● **What this task involves**
Everything from the line that contains "What data populates" through the last line of the listing must be copied exactly, with both of those lines included and no others.

-- Exercise materials start --

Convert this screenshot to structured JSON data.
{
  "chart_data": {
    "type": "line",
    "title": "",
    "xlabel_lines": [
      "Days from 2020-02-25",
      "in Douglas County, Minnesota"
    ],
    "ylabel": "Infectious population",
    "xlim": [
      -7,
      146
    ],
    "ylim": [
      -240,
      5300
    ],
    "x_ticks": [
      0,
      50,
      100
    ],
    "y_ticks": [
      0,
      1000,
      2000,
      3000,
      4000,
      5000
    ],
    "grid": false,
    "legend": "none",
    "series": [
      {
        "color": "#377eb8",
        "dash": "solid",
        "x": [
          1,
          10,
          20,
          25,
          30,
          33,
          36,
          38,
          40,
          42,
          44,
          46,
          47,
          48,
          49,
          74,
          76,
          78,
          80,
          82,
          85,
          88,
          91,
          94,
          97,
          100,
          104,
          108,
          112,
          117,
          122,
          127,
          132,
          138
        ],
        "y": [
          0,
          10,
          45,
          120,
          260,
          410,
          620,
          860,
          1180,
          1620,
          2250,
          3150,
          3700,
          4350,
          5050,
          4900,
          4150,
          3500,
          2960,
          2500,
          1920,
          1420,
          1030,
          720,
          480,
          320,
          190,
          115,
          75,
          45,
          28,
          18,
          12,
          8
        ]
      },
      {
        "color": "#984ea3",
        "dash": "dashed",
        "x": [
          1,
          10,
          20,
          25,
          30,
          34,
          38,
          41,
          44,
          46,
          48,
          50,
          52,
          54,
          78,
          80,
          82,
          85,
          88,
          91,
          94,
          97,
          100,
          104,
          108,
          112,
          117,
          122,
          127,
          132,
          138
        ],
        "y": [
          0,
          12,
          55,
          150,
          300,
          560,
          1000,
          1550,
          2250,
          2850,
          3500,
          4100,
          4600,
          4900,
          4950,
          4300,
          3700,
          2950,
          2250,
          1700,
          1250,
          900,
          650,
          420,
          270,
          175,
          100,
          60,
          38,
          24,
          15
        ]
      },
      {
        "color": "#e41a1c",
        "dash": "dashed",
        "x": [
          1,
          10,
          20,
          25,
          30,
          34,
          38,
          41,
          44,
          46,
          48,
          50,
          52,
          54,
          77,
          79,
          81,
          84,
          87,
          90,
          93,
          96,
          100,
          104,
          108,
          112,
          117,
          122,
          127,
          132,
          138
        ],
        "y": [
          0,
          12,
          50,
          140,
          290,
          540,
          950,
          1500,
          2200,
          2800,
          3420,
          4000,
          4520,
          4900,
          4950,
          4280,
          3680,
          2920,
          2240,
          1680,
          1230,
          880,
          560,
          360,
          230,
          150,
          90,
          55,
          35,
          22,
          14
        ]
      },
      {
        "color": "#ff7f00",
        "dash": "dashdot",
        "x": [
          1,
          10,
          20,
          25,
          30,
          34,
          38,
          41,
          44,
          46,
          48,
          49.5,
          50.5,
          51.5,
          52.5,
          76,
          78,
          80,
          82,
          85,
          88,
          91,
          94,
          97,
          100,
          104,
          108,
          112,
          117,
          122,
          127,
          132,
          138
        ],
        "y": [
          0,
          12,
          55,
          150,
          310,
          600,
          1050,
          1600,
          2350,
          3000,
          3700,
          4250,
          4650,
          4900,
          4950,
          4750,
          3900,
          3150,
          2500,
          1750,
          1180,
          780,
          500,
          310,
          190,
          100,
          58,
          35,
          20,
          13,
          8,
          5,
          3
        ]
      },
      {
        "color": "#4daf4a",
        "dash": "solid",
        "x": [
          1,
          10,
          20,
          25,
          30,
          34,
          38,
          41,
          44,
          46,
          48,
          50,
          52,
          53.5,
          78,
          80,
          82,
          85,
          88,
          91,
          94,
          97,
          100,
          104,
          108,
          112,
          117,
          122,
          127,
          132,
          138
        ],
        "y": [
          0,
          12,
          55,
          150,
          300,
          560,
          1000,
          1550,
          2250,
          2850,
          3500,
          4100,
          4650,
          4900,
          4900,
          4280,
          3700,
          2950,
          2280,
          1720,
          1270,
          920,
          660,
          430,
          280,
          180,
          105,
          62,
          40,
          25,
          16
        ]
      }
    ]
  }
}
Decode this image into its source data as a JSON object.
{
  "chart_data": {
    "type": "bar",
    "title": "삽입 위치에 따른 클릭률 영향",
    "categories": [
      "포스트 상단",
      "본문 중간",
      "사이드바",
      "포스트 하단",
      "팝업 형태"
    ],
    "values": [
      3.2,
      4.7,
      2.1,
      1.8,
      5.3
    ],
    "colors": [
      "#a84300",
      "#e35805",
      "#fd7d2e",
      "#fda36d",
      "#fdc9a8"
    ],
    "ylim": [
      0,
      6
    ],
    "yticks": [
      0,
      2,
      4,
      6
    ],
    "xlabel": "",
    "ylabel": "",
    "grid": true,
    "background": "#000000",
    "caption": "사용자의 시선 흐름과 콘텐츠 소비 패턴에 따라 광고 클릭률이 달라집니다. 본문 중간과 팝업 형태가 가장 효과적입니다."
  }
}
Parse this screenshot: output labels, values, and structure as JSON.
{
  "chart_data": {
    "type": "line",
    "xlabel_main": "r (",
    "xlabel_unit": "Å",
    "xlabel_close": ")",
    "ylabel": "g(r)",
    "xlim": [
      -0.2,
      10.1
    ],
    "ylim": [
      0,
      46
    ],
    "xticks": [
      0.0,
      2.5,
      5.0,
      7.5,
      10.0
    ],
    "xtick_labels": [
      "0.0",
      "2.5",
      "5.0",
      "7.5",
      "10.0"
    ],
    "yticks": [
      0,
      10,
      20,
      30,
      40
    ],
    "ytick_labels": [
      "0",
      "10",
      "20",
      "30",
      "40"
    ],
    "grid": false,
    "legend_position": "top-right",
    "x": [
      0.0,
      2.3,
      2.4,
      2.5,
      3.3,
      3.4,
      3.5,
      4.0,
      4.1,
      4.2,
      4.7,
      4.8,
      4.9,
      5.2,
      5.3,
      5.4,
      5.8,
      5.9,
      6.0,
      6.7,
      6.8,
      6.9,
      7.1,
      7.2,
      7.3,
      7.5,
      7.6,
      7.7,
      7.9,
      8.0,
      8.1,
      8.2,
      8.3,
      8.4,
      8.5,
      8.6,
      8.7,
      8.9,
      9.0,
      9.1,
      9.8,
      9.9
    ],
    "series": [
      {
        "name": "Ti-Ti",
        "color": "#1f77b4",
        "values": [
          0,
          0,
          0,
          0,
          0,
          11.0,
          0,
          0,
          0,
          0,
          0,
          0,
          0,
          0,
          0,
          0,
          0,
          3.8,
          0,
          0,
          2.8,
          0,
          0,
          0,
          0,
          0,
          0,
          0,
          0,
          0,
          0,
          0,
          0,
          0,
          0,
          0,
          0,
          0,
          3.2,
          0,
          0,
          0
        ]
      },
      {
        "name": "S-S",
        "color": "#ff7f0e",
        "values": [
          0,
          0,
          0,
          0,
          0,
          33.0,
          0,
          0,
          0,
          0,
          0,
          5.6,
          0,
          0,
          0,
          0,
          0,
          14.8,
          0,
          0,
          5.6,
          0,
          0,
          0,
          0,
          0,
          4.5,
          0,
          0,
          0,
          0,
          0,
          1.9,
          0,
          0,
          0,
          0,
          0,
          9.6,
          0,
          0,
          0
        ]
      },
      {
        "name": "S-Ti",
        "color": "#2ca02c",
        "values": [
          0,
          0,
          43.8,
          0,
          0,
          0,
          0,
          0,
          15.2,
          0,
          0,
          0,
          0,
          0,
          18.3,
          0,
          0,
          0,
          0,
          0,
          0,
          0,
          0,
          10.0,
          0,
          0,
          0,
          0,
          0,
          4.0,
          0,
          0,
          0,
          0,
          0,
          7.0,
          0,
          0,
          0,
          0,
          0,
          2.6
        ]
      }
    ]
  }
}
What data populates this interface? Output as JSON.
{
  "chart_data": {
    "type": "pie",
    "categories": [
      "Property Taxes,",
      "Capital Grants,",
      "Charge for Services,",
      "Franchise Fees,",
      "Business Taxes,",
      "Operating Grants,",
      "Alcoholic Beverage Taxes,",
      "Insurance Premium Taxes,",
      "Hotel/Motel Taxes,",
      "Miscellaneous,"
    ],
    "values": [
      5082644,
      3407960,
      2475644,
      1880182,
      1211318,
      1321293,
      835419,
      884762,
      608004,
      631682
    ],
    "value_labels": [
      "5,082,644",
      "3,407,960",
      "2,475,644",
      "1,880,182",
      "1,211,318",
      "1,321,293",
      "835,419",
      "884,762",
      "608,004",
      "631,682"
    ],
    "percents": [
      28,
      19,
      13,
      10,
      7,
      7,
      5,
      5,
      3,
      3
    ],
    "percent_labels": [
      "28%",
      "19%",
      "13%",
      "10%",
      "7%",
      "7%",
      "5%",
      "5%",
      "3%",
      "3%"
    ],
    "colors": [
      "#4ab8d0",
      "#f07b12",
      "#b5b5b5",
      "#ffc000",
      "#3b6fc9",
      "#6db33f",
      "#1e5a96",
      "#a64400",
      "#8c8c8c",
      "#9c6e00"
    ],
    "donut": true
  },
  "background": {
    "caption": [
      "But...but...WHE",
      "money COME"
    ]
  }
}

-- Exercise materials end --

● **The completed task**
What data populates this interface? Output as JSON.
{
  "chart_data": {
    "type": "pie",
    "categories": [
      "Property Taxes,",
      "Capital Grants,",
      "Charge for Services,",
      "Franchise Fees,",
      "Business Taxes,",
      "Operating Grants,",
      "Alcoholic Beverage Taxes,",
      "Insurance Premium Taxes,",
      "Hotel/Motel Taxes,",
      "Miscellaneous,"
    ],
    "values": [
      5082644,
      3407960,
      2475644,
      1880182,
      1211318,
      1321293,
      835419,
      884762,
      608004,
      631682
    ],
    "value_labels": [
      "5,082,644",
      "3,407,960",
      "2,475,644",
      "1,880,182",
      "1,211,318",
      "1,321,293",
      "835,419",
      "884,762",
      "608,004",
      "631,682"
    ],
    "percents": [
      28,
      19,
      13,
      10,
      7,
      7,
      5,
      5,
      3,
      3
    ],
    "percent_labels": [
      "28%",
      "19%",
      "13%",
      "10%",
      "7%",
      "7%",
      "5%",
      "5%",
      "3%",
      "3%"
    ],
    "colors": [
      "#4ab8d0",
      "#f07b12",
      "#b5b5b5",
      "#ffc000",
      "#3b6fc9",
      "#6db33f",
      "#1e5a96",
      "#a64400",
      "#8c8c8c",
      "#9c6e00"
    ],
    "donut": true
  },
  "background": {
    "caption": [
      "But...but...WHE",
      "money COME"
    ]
  }
}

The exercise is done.